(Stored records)
........

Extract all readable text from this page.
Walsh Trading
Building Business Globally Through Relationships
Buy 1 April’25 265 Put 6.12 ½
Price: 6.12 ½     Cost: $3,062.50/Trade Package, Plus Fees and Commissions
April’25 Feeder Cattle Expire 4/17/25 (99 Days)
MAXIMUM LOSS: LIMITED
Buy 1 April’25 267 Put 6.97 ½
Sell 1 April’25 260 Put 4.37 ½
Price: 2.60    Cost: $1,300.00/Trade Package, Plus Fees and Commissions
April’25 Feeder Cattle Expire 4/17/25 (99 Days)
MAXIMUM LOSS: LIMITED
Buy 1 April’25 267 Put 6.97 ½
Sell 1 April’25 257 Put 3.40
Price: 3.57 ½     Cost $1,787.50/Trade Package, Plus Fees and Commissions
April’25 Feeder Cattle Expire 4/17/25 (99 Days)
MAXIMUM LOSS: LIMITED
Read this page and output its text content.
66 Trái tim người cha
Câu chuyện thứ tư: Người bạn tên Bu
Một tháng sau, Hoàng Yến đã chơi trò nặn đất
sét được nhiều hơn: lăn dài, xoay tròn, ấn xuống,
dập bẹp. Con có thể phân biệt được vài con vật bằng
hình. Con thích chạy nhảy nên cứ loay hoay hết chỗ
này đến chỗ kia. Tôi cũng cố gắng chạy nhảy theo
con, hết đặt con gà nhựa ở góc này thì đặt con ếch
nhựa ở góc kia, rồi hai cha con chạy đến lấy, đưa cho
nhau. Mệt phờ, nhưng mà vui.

........

TASK STATEMENT:
Search the data for the word "page" and copy each line where it appears.

THE RESPONSE:
Extract all readable text from this page.
Read this page and output its text content.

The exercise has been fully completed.